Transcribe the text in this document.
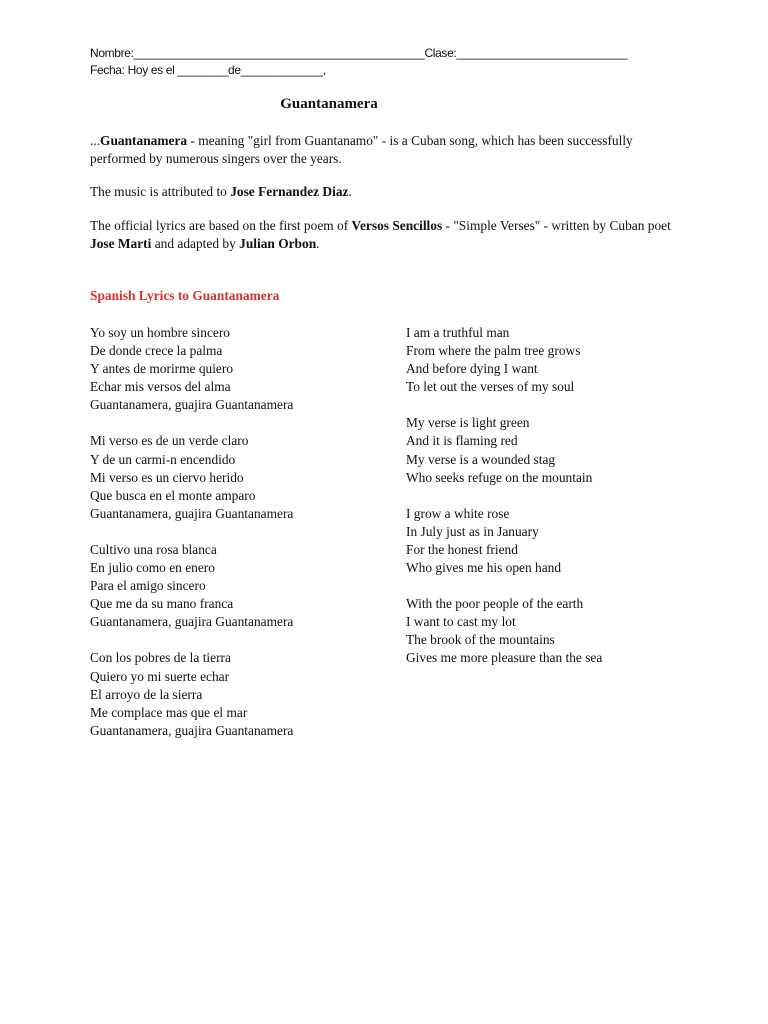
Nombre:______________________________________________Clase:___________________________
Fecha: Hoy es el ________de_____________,
Guantanamera
...Guantanamera - meaning "girl from Guantanamo" - is a Cuban song, which has been successfully performed by numerous singers over the years.
The music is attributed to Jose Fernandez Diaz.
The official lyrics are based on the first poem of Versos Sencillos - "Simple Verses" - written by Cuban poet Jose Marti and adapted by Julian Orbon.
Spanish Lyrics to Guantanamera
Yo soy un hombre sincero
De donde crece la palma
Y antes de morirme quiero
Echar mis versos del alma
Guantanamera, guajira Guantanamera
Mi verso es de un verde claro
Y de un carmi-n encendido
Mi verso es un ciervo herido
Que busca en el monte amparo
Guantanamera, guajira Guantanamera
Cultivo una rosa blanca
En julio como en enero
Para el amigo sincero
Que me da su mano franca
Guantanamera, guajira Guantanamera
Con los pobres de la tierra
Quiero yo mi suerte echar
El arroyo de la sierra
Me complace mas que el mar
Guantanamera, guajira Guantanamera
I am a truthful man
From where the palm tree grows
And before dying I want
To let out the verses of my soul
My verse is light green
And it is flaming red
My verse is a wounded stag
Who seeks refuge on the mountain
I grow a white rose
In July just as in January
For the honest friend
Who gives me his open hand
With the poor people of the earth
I want to cast my lot
The brook of the mountains
Gives me more pleasure than the sea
* * * *
INSTRUCTION: Excluding the pictures, reproduce every entry exactly as given.

ANSWER TO THE TASK:
Transcribe the text in this document.
Nombre:______________________________________________Clase:___________________________
Fecha: Hoy es el ________de_____________,
Guantanamera
...Guantanamera - meaning "girl from Guantanamo" - is a Cuban song, which has been successfully performed by numerous singers over the years.
The music is attributed to Jose Fernandez Diaz.
The official lyrics are based on the first poem of Versos Sencillos - "Simple Verses" - written by Cuban poet Jose Marti and adapted by Julian Orbon.
Spanish Lyrics to Guantanamera
Yo soy un hombre sincero
De donde crece la palma
Y antes de morirme quiero
Echar mis versos del alma
Guantanamera, guajira Guantanamera
Mi verso es de un verde claro
Y de un carmi-n encendido
Mi verso es un ciervo herido
Que busca en el monte amparo
Guantanamera, guajira Guantanamera
Cultivo una rosa blanca
En julio como en enero
Para el amigo sincero
Que me da su mano franca
Guantanamera, guajira Guantanamera
Con los pobres de la tierra
Quiero yo mi suerte echar
El arroyo de la sierra
Me complace mas que el mar
Guantanamera, guajira Guantanamera
I am a truthful man
From where the palm tree grows
And before dying I want
To let out the verses of my soul
My verse is light green
And it is flaming red
My verse is a wounded stag
Who seeks refuge on the mountain
I grow a white rose
In July just as in January
For the honest friend
Who gives me his open hand
With the poor people of the earth
I want to cast my lot
The brook of the mountains
Gives me more pleasure than the sea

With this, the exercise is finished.